## start Dataset content
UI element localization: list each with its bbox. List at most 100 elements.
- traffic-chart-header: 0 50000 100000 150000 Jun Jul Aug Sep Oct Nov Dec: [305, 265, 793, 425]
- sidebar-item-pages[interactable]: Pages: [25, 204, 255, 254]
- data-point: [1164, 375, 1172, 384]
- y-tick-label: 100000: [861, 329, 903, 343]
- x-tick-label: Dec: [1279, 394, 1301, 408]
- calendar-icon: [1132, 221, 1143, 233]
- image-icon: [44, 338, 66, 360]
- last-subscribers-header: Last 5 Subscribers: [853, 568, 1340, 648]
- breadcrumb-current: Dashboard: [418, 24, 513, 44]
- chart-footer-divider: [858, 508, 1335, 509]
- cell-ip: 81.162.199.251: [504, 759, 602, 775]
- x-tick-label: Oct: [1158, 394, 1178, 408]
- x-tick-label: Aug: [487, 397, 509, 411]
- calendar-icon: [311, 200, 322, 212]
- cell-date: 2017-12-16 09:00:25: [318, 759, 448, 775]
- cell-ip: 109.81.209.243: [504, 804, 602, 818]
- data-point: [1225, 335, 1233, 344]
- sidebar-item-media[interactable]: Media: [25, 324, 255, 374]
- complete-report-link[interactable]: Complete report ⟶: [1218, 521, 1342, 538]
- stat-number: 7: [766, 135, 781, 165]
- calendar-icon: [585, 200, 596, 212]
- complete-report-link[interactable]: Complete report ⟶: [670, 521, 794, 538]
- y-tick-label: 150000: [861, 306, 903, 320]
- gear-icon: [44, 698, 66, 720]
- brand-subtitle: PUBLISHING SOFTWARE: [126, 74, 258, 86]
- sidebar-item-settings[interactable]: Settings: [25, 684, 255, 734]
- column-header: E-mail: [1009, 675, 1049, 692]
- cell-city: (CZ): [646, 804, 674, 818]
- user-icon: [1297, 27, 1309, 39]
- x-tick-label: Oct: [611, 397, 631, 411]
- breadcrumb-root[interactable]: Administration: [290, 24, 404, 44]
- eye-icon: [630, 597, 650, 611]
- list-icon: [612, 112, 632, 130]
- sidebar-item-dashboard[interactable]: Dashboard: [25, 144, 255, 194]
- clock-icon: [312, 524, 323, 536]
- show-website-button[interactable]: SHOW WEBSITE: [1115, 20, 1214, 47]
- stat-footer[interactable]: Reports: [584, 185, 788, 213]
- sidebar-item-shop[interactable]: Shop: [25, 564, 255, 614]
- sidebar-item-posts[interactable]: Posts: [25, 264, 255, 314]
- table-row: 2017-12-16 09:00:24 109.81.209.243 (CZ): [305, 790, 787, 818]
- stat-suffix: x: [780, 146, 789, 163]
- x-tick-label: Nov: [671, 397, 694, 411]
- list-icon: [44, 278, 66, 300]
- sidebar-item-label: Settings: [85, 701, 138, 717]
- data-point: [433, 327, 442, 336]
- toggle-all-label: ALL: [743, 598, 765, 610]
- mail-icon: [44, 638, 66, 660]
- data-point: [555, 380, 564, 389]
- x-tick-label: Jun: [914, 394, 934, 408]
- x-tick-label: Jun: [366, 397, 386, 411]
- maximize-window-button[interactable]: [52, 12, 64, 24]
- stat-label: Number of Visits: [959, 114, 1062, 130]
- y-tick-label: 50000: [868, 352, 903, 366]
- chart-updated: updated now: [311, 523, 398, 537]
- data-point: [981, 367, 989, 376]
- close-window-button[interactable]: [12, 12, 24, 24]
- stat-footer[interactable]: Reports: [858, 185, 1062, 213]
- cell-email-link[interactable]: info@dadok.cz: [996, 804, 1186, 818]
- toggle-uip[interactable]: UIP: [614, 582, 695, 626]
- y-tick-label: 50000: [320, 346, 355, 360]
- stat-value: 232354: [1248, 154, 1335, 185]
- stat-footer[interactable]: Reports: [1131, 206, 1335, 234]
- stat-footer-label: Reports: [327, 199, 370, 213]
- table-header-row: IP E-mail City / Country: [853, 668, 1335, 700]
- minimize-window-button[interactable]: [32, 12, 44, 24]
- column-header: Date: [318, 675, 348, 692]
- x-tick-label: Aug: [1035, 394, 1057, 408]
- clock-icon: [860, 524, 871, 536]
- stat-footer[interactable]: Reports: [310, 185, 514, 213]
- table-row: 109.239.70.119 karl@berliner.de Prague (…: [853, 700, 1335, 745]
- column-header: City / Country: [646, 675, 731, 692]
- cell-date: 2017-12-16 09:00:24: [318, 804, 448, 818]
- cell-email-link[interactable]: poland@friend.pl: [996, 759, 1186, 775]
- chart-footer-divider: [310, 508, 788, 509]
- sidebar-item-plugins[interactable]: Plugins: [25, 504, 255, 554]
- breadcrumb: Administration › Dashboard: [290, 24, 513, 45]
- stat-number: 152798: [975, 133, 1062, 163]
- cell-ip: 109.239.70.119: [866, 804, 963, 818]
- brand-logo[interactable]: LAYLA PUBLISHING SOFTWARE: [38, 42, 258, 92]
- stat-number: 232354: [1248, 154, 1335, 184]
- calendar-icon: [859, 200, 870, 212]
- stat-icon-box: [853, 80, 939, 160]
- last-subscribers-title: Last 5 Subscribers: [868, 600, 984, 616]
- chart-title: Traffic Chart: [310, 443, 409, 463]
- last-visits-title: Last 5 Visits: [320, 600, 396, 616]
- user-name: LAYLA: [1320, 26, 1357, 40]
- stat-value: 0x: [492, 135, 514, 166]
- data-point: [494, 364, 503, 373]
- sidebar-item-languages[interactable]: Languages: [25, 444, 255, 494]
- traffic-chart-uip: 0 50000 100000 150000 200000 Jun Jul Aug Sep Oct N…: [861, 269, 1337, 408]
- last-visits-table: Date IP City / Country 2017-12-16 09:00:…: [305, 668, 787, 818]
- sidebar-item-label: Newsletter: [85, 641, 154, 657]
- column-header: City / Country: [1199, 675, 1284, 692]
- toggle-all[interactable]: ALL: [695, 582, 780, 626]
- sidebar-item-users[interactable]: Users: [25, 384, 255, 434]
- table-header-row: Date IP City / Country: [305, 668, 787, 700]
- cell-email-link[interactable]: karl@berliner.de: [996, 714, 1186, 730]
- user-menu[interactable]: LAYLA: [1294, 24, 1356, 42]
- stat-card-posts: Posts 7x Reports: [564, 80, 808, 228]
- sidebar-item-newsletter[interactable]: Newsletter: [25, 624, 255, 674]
## end Dataset content
What you should do
Copy the rows from the first one through the line containing "- breadcrumb-current: Dashboard: [418, 24, 513, 44]", inclusive, switching "data-point" to "chart-point" and leaving everything else unchanged.

The response
UI element localization: list each with its bbox. List at most 100 elements.
- traffic-chart-header: 0 50000 100000 150000 Jun Jul Aug Sep Oct Nov Dec: [305, 265, 793, 425]
- sidebar-item-pages[interactable]: Pages: [25, 204, 255, 254]
- chart-point: [1164, 375, 1172, 384]
- y-tick-label: 100000: [861, 329, 903, 343]
- x-tick-label: Dec: [1279, 394, 1301, 408]
- calendar-icon: [1132, 221, 1143, 233]
- image-icon: [44, 338, 66, 360]
- last-subscribers-header: Last 5 Subscribers: [853, 568, 1340, 648]
- breadcrumb-current: Dashboard: [418, 24, 513, 44]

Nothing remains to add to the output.